- **The records**
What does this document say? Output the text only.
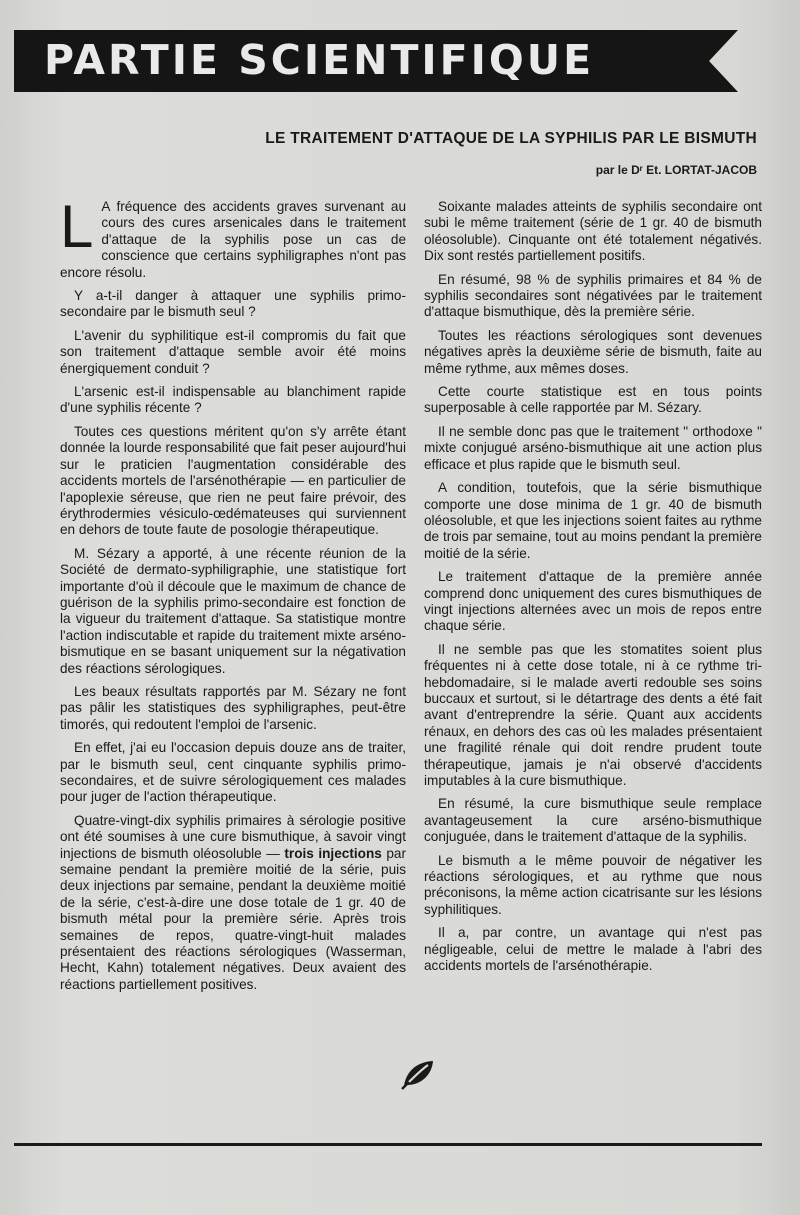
PARTIE SCIENTIFIQUE
LE TRAITEMENT D'ATTAQUE DE LA SYPHILIS PAR LE BISMUTH
par le Dʳ Et. LORTAT-JACOB

L A fréquence des accidents graves survenant au cours des cures arsenicales dans le traitement d'attaque de la syphilis pose un cas de conscience que certains syphiligraphes n'ont pas encore résolu.

Y a-t-il danger à attaquer une syphilis primo-secondaire par le bismuth seul ?

L'avenir du syphilitique est-il compromis du fait que son traitement d'attaque semble avoir été moins énergiquement conduit ?

L'arsenic est-il indispensable au blanchiment rapide d'une syphilis récente ?

Toutes ces questions méritent qu'on s'y arrête étant donnée la lourde responsabilité que fait peser aujourd'hui sur le praticien l'augmentation considérable des accidents mortels de l'arsénothérapie — en particulier de l'apoplexie séreuse, que rien ne peut faire prévoir, des érythrodermies vésiculo-œdémateuses qui surviennent en dehors de toute faute de posologie thérapeutique.

M. Sézary a apporté, à une récente réunion de la Société de dermato-syphiligraphie, une statistique fort importante d'où il découle que le maximum de chance de guérison de la syphilis primo-secondaire est fonction de la vigueur du traitement d'attaque. Sa statistique montre l'action indiscutable et rapide du traitement mixte arséno-bismutique en se basant uniquement sur la négativation des réactions sérologiques.

Les beaux résultats rapportés par M. Sézary ne font pas pâlir les statistiques des syphiligraphes, peut-être timorés, qui redoutent l'emploi de l'arsenic.

En effet, j'ai eu l'occasion depuis douze ans de traiter, par le bismuth seul, cent cinquante syphilis primo-secondaires, et de suivre sérologiquement ces malades pour juger de l'action thérapeutique.

Quatre-vingt-dix syphilis primaires à sérologie positive ont été soumises à une cure bismuthique, à savoir vingt injections de bismuth oléosoluble — trois injections par semaine pendant la première moitié de la série, puis deux injections par semaine, pendant la deuxième moitié de la série, c'est-à-dire une dose totale de 1 gr. 40 de bismuth métal pour la première série. Après trois semaines de repos, quatre-vingt-huit malades présentaient des réactions sérologiques (Wasserman, Hecht, Kahn) totalement négatives. Deux avaient des réactions partiellement positives.

Soixante malades atteints de syphilis secondaire ont subi le même traitement (série de 1 gr. 40 de bismuth oléosoluble). Cinquante ont été totalement négativés. Dix sont restés partiellement positifs.

En résumé, 98 % de syphilis primaires et 84 % de syphilis secondaires sont négativées par le traitement d'attaque bismuthique, dès la première série.

Toutes les réactions sérologiques sont devenues négatives après la deuxième série de bismuth, faite au même rythme, aux mêmes doses.

Cette courte statistique est en tous points superposable à celle rapportée par M. Sézary.

Il ne semble donc pas que le traitement " orthodoxe " mixte conjugué arséno-bismuthique ait une action plus efficace et plus rapide que le bismuth seul.

A condition, toutefois, que la série bismuthique comporte une dose minima de 1 gr. 40 de bismuth oléosoluble, et que les injections soient faites au rythme de trois par semaine, tout au moins pendant la première moitié de la série.

Le traitement d'attaque de la première année comprend donc uniquement des cures bismuthiques de vingt injections alternées avec un mois de repos entre chaque série.

Il ne semble pas que les stomatites soient plus fréquentes ni à cette dose totale, ni à ce rythme tri-hebdomadaire, si le malade averti redouble ses soins buccaux et surtout, si le détartrage des dents a été fait avant d'entreprendre la série. Quant aux accidents rénaux, en dehors des cas où les malades présentaient une fragilité rénale qui doit rendre prudent toute thérapeutique, jamais je n'ai observé d'accidents imputables à la cure bismuthique.

En résumé, la cure bismuthique seule remplace avantageusement la cure arséno-bismuthique conjuguée, dans le traitement d'attaque de la syphilis.

Le bismuth a le même pouvoir de négativer les réactions sérologiques, et au rythme que nous préconisons, la même action cicatrisante sur les lésions syphilitiques.

Il a, par contre, un avantage qui n'est pas négligeable, celui de mettre le malade à l'abri des accidents mortels de l'arsénothérapie.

- **What the task requires**
Copy every line of the records above that contains "Toutes".

- **Solution**
Toutes ces questions méritent qu'on s'y arrête étant donnée la lourde responsabilité que fait peser aujourd'hui sur le praticien l'augmentation considérable des accidents mortels de l'arsénothérapie — en particulier de l'apoplexie séreuse, que rien ne peut faire prévoir, des érythrodermies vésiculo-œdémateuses qui surviennent en dehors de toute faute de posologie thérapeutique.
Toutes les réactions sérologiques sont devenues négatives après la deuxième série de bismuth, faite au même rythme, aux mêmes doses.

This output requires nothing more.